* **Provided data**:
--- --- ---

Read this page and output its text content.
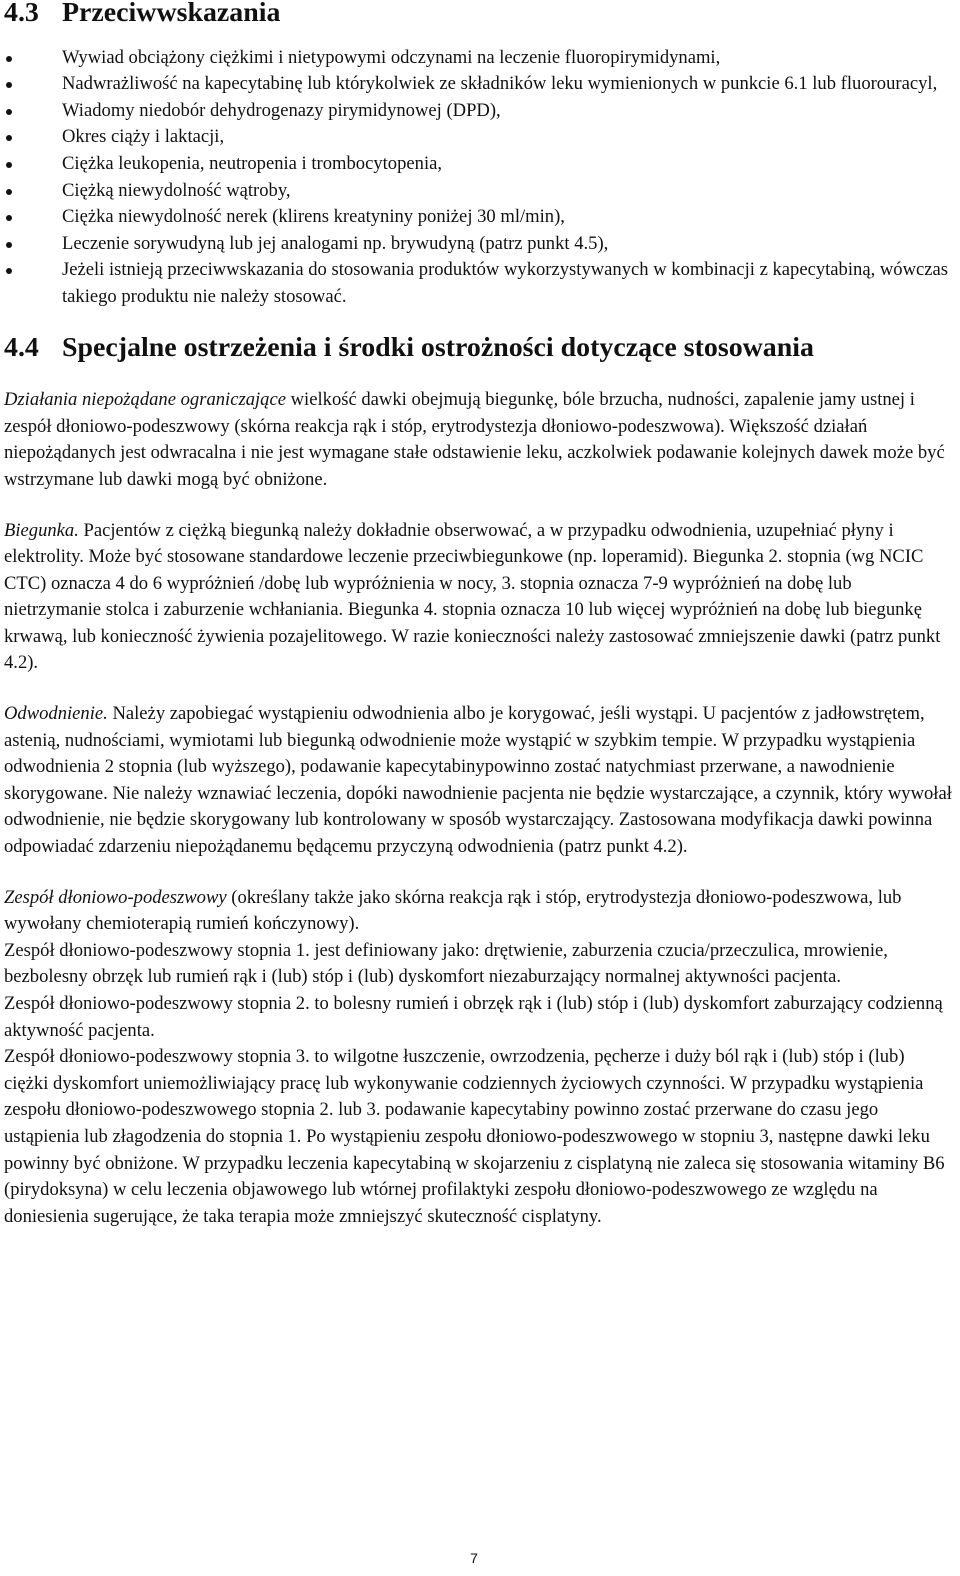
4.3 Przeciwwskazania
Wywiad obciążony ciężkimi i nietypowymi odczynami na leczenie fluoropirymidynami,
Nadwrażliwość na kapecytabinę lub którykolwiek ze składników leku wymienionych w punkcie 6.1 lub fluorouracyl,
Wiadomy niedobór dehydrogenazy pirymidynowej (DPD),
Okres ciąży i laktacji,
Ciężka leukopenia, neutropenia i trombocytopenia,
Ciężką niewydolność wątroby,
Ciężka niewydolność nerek (klirens kreatyniny poniżej 30 ml/min),
Leczenie sorywudyną lub jej analogami np. brywudyną (patrz punkt 4.5),
Jeżeli istnieją przeciwwskazania do stosowania produktów wykorzystywanych w kombinacji z kapecytabiną, wówczas takiego produktu nie należy stosować.
4.4 Specjalne ostrzeżenia i środki ostrożności dotyczące stosowania

Działania niepożądane ograniczające wielkość dawki obejmują biegunkę, bóle brzucha, nudności, zapalenie jamy ustnej i zespół dłoniowo-podeszwowy (skórna reakcja rąk i stóp, erytrodystezja dłoniowo-podeszwowa). Większość działań niepożądanych jest odwracalna i nie jest wymagane stałe odstawienie leku, aczkolwiek podawanie kolejnych dawek może być wstrzymane lub dawki mogą być obniżone.

Biegunka. Pacjentów z ciężką biegunką należy dokładnie obserwować, a w przypadku odwodnienia, uzupełniać płyny i elektrolity. Może być stosowane standardowe leczenie przeciwbiegunkowe (np. loperamid). Biegunka 2. stopnia (wg NCIC CTC) oznacza 4 do 6 wypróżnień /dobę lub wypróżnienia w nocy, 3. stopnia oznacza 7-9 wypróżnień na dobę lub nietrzymanie stolca i zaburzenie wchłaniania. Biegunka 4. stopnia oznacza 10 lub więcej wypróżnień na dobę lub biegunkę krwawą, lub konieczność żywienia pozajelitowego. W razie konieczności należy zastosować zmniejszenie dawki (patrz punkt 4.2).

Odwodnienie. Należy zapobiegać wystąpieniu odwodnienia albo je korygować, jeśli wystąpi. U pacjentów z jadłowstrętem, astenią, nudnościami, wymiotami lub biegunką odwodnienie może wystąpić w szybkim tempie. W przypadku wystąpienia odwodnienia 2 stopnia (lub wyższego), podawanie kapecytabinypowinno zostać natychmiast przerwane, a nawodnienie skorygowane. Nie należy wznawiać leczenia, dopóki nawodnienie pacjenta nie będzie wystarczające, a czynnik, który wywołał odwodnienie, nie będzie skorygowany lub kontrolowany w sposób wystarczający. Zastosowana modyfikacja dawki powinna odpowiadać zdarzeniu niepożądanemu będącemu przyczyną odwodnienia (patrz punkt 4.2).

Zespół dłoniowo-podeszwowy (określany także jako skórna reakcja rąk i stóp, erytrodystezja dłoniowo-podeszwowa, lub wywołany chemioterapią rumień kończynowy).

Zespół dłoniowo-podeszwowy stopnia 1. jest definiowany jako: drętwienie, zaburzenia czucia/przeczulica, mrowienie, bezbolesny obrzęk lub rumień rąk i (lub) stóp i (lub) dyskomfort niezaburzający normalnej aktywności pacjenta.

Zespół dłoniowo-podeszwowy stopnia 2. to bolesny rumień i obrzęk rąk i (lub) stóp i (lub) dyskomfort zaburzający codzienną aktywność pacjenta.

Zespół dłoniowo-podeszwowy stopnia 3. to wilgotne łuszczenie, owrzodzenia, pęcherze i duży ból rąk i (lub) stóp i (lub) ciężki dyskomfort uniemożliwiający pracę lub wykonywanie codziennych życiowych czynności. W przypadku wystąpienia zespołu dłoniowo-podeszwowego stopnia 2. lub 3. podawanie kapecytabiny powinno zostać przerwane do czasu jego ustąpienia lub złagodzenia do stopnia 1. Po wystąpieniu zespołu dłoniowo-podeszwowego w stopniu 3, następne dawki leku powinny być obniżone. W przypadku leczenia kapecytabiną w skojarzeniu z cisplatyną nie zaleca się stosowania witaminy B6 (pirydoksyna) w celu leczenia objawowego lub wtórnej profilaktyki zespołu dłoniowo-podeszwowego ze względu na doniesienia sugerujące, że taka terapia może zmniejszyć skuteczność cisplatyny.

7
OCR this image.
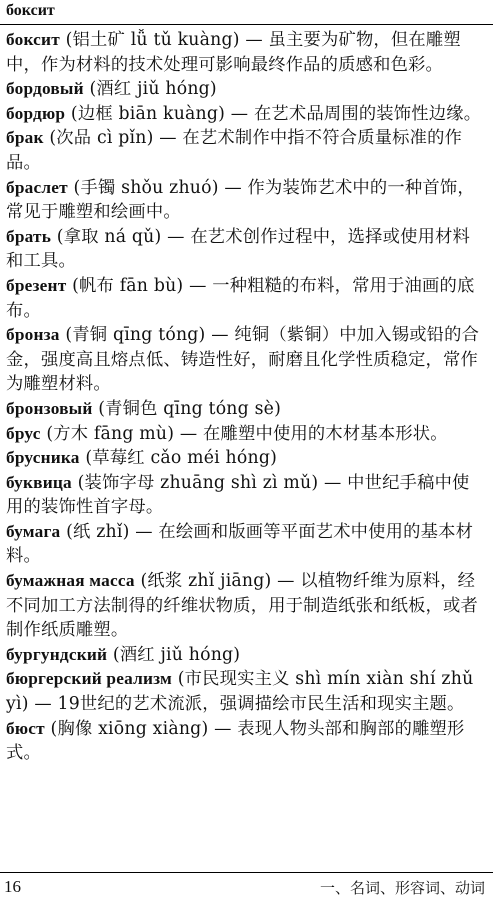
боксит

боксит (铝土矿 lǚ tǔ kuàng) — 虽主要为矿物，但在雕塑中，作为材料的技术处理可影响最终作品的质感和色彩。

бордовый (酒红 jiǔ hóng)

бордюр (边框 biān kuàng) — 在艺术品周围的装饰性边缘。

брак (次品 cì pǐn) — 在艺术制作中指不符合质量标准的作品。

браслет (手镯 shǒu zhuó) — 作为装饰艺术中的一种首饰，常见于雕塑和绘画中。

брать (拿取 ná qǔ) — 在艺术创作过程中，选择或使用材料和工具。

брезент (帆布 fān bù) — 一种粗糙的布料，常用于油画的底布。

бронза (青铜 qīng tóng) — 纯铜（紫铜）中加入锡或铅的合金，强度高且熔点低、铸造性好，耐磨且化学性质稳定，常作为雕塑材料。

бронзовый (青铜色 qīng tóng sè)

брус (方木 fāng mù) — 在雕塑中使用的木材基本形状。

брусника (草莓红 cǎo méi hóng)

буквица (装饰字母 zhuāng shì zì mǔ) — 中世纪手稿中使用的装饰性首字母。

бумага (纸 zhǐ) — 在绘画和版画等平面艺术中使用的基本材料。

бумажная масса (纸浆 zhǐ jiāng) — 以植物纤维为原料，经不同加工方法制得的纤维状物质，用于制造纸张和纸板，或者制作纸质雕塑。

бургундский (酒红 jiǔ hóng)

бюргерский реализм (市民现实主义 shì mín xiàn shí zhǔ yì) — 19世纪的艺术流派，强调描绘市民生活和现实主题。

бюст (胸像 xiōng xiàng) — 表现人物头部和胸部的雕塑形式。

16	一、名词、形容词、动词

--- --- ---

Copy each line that contains the word "tóng".

бронза (青铜 qīng tóng) — 纯铜（紫铜）中加入锡或铅的合金，强度高且熔点低、铸造性好，耐磨且化学性质稳定，常作为雕塑材料。
бронзовый (青铜色 qīng tóng sè)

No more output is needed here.